### Work to be completed
Check each line of the data below for the word "gain", then extract the ones that have it.

Dataset items
────────────────
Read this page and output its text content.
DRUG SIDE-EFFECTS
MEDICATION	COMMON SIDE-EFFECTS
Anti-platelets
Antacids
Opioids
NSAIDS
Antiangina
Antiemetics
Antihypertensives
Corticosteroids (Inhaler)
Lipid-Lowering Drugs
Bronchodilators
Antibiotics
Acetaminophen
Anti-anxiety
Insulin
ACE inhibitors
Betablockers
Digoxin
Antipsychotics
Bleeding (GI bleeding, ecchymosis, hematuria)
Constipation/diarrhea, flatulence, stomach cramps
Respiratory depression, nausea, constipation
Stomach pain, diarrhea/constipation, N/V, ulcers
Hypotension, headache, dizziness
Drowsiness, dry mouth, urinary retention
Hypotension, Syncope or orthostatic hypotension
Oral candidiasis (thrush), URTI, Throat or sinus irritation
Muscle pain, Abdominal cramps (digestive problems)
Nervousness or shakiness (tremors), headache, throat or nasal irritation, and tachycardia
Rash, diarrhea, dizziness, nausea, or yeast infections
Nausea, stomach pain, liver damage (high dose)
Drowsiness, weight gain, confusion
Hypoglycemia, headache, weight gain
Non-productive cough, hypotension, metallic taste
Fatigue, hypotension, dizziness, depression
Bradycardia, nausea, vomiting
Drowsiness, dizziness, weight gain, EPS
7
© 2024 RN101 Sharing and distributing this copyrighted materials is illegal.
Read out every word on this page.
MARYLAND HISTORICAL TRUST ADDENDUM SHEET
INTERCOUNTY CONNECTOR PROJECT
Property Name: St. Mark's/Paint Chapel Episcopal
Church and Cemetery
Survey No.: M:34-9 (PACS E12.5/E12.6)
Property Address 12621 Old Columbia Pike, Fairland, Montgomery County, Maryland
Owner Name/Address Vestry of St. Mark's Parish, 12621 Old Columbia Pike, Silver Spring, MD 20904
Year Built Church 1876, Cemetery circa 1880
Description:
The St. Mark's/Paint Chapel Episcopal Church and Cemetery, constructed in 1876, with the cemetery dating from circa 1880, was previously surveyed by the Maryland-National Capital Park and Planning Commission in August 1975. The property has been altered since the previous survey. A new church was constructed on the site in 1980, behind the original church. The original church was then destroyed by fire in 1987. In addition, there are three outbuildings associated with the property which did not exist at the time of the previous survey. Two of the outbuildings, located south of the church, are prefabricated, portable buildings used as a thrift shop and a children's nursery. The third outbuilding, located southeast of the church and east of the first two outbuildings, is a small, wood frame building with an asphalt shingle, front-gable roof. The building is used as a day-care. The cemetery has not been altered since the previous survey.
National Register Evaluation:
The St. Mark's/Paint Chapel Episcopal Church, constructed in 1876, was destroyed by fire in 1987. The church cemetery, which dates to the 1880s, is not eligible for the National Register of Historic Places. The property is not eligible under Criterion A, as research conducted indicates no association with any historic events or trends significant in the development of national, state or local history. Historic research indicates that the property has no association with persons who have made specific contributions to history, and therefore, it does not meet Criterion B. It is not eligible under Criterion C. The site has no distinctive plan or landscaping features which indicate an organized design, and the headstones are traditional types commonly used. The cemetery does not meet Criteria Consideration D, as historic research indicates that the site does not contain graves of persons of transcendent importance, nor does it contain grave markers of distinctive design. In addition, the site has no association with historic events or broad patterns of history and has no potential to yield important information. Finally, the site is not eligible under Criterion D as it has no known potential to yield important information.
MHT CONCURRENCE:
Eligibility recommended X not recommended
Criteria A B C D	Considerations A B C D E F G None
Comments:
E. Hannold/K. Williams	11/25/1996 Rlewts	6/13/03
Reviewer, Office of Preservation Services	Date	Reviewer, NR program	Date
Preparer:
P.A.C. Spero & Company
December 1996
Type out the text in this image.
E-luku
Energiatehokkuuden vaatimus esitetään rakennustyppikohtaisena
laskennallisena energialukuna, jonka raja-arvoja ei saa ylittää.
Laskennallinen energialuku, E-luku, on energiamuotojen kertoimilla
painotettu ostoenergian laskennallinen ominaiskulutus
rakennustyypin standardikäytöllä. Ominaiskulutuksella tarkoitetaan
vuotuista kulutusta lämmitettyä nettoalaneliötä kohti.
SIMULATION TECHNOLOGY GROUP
────────────────
### The result
Drowsiness, weight gain, confusion
Hypoglycemia, headache, weight gain
Drowsiness, dizziness, weight gain, EPS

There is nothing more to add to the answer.